**** STORED DATA
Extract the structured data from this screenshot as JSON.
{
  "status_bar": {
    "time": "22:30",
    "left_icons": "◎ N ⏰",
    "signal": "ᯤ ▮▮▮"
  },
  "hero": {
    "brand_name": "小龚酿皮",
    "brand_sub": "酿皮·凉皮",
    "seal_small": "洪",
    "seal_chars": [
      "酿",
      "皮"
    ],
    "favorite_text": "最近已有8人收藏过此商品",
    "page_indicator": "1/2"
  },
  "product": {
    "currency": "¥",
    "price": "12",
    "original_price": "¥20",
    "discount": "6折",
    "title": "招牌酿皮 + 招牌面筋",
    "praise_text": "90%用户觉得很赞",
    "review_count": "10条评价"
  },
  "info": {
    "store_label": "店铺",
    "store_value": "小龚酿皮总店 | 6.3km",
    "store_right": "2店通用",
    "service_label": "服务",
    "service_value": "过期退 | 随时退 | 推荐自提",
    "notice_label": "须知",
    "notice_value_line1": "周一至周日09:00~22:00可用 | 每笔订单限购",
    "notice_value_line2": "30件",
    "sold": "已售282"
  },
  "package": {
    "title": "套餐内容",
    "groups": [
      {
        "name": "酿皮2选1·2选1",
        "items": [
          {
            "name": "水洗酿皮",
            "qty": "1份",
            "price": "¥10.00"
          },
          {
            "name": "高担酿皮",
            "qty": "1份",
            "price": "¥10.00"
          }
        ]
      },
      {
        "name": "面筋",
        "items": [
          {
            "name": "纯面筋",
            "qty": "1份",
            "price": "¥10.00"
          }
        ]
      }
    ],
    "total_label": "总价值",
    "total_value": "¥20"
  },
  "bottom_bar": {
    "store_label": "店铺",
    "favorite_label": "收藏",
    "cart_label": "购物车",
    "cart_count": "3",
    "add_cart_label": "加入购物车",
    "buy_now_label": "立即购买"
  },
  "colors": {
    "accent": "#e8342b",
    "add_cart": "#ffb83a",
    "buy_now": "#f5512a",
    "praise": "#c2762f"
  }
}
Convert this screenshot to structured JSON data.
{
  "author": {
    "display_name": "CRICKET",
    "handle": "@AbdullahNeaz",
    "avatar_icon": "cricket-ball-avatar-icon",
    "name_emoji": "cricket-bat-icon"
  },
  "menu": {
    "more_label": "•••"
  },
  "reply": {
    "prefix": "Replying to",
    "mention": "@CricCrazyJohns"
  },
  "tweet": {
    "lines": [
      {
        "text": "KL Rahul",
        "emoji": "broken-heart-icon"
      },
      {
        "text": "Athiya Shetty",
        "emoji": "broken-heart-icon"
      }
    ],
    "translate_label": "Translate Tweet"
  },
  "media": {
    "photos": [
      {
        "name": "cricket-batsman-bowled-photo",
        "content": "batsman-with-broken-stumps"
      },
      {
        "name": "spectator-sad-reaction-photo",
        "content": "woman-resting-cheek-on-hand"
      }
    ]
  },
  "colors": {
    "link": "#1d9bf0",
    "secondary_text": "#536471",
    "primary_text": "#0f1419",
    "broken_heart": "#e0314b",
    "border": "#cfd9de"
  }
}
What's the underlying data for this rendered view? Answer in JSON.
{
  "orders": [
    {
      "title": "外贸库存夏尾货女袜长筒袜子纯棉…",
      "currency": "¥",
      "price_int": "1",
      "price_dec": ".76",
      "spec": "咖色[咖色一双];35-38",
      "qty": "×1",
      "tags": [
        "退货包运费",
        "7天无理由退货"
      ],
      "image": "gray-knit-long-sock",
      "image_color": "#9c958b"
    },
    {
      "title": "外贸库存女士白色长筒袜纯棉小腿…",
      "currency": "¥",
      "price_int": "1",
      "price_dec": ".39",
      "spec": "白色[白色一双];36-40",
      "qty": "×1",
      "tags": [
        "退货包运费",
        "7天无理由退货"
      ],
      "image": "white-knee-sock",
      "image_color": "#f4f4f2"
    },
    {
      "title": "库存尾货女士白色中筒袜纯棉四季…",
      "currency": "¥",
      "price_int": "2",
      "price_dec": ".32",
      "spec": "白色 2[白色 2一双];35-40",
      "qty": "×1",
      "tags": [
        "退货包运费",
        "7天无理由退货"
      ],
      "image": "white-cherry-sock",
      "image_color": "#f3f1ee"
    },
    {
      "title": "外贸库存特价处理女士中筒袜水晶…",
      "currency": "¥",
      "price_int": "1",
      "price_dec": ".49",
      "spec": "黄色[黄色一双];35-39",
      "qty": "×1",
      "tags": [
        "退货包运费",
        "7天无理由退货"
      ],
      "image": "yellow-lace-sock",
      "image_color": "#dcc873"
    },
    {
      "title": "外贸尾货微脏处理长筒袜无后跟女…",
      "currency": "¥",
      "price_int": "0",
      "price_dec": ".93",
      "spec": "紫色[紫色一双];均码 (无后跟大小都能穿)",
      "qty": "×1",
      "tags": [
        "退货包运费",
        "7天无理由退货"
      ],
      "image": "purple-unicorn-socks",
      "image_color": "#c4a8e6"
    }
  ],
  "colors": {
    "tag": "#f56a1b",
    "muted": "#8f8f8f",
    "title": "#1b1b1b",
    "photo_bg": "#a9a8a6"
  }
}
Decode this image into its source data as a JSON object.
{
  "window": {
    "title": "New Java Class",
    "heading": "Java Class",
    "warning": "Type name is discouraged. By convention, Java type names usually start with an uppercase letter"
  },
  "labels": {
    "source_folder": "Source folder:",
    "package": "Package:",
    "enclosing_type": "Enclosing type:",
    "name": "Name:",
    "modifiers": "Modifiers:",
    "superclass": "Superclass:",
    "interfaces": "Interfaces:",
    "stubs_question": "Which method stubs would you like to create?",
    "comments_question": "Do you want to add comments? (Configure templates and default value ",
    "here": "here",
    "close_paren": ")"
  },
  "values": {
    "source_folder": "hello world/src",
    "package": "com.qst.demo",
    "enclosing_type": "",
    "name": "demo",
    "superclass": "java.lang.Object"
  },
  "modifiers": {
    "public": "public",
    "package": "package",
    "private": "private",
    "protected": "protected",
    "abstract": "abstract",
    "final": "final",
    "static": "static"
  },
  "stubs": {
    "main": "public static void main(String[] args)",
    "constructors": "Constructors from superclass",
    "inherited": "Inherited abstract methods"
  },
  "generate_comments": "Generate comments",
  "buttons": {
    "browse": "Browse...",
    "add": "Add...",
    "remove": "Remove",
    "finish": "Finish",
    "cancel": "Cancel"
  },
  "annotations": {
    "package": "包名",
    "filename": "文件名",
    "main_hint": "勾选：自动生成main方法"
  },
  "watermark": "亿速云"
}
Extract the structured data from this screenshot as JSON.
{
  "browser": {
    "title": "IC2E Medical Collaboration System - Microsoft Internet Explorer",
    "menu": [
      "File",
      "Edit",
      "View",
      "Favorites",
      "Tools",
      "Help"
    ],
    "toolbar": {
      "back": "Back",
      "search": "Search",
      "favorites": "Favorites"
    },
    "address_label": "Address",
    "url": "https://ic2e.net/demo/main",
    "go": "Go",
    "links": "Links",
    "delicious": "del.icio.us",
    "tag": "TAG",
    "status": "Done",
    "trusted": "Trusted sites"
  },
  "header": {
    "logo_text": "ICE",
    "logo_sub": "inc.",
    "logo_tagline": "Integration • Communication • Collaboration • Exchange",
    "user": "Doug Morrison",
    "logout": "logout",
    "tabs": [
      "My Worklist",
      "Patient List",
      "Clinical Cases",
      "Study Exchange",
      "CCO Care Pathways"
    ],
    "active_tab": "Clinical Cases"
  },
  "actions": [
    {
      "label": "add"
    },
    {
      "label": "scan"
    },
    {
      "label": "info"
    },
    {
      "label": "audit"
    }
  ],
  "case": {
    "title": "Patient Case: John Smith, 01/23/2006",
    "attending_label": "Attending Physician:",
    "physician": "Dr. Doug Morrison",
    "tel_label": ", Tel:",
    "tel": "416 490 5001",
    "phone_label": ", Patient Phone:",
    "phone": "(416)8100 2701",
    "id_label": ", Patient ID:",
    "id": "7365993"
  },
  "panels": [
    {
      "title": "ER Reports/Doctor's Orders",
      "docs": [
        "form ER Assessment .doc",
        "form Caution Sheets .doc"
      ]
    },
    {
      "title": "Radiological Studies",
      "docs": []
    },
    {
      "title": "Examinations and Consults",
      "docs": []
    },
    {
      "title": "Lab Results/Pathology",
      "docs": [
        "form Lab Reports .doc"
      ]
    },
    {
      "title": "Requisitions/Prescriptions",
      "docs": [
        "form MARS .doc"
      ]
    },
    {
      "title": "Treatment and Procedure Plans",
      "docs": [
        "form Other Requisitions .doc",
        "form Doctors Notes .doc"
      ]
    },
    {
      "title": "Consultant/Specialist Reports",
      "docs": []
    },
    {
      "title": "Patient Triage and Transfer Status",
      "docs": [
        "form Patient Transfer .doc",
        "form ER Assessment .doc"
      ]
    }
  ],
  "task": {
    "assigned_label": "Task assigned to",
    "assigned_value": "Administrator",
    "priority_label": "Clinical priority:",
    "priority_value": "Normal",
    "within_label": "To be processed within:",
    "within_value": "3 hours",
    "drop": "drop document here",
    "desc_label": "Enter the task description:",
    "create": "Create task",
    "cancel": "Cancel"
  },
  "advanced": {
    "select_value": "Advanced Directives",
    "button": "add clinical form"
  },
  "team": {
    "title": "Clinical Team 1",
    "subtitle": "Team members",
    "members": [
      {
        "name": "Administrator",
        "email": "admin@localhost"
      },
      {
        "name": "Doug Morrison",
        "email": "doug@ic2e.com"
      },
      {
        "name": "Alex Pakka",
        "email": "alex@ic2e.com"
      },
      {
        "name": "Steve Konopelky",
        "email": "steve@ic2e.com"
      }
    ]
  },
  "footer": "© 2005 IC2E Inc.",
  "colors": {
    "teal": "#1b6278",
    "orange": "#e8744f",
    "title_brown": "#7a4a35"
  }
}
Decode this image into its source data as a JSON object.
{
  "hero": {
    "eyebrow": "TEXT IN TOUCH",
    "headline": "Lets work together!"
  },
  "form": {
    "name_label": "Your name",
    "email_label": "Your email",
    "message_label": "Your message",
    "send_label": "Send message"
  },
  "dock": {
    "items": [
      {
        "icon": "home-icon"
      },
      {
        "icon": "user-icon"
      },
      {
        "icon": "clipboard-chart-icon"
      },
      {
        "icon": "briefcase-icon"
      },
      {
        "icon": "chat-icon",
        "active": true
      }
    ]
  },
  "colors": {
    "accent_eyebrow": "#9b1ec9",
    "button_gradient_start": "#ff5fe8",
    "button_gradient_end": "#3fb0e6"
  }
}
********
OBJECTIVE:
Count the lines in the records above that contain the word "package", and reply with only that number.

OUTPUT FOR THIS EXERCISE:
5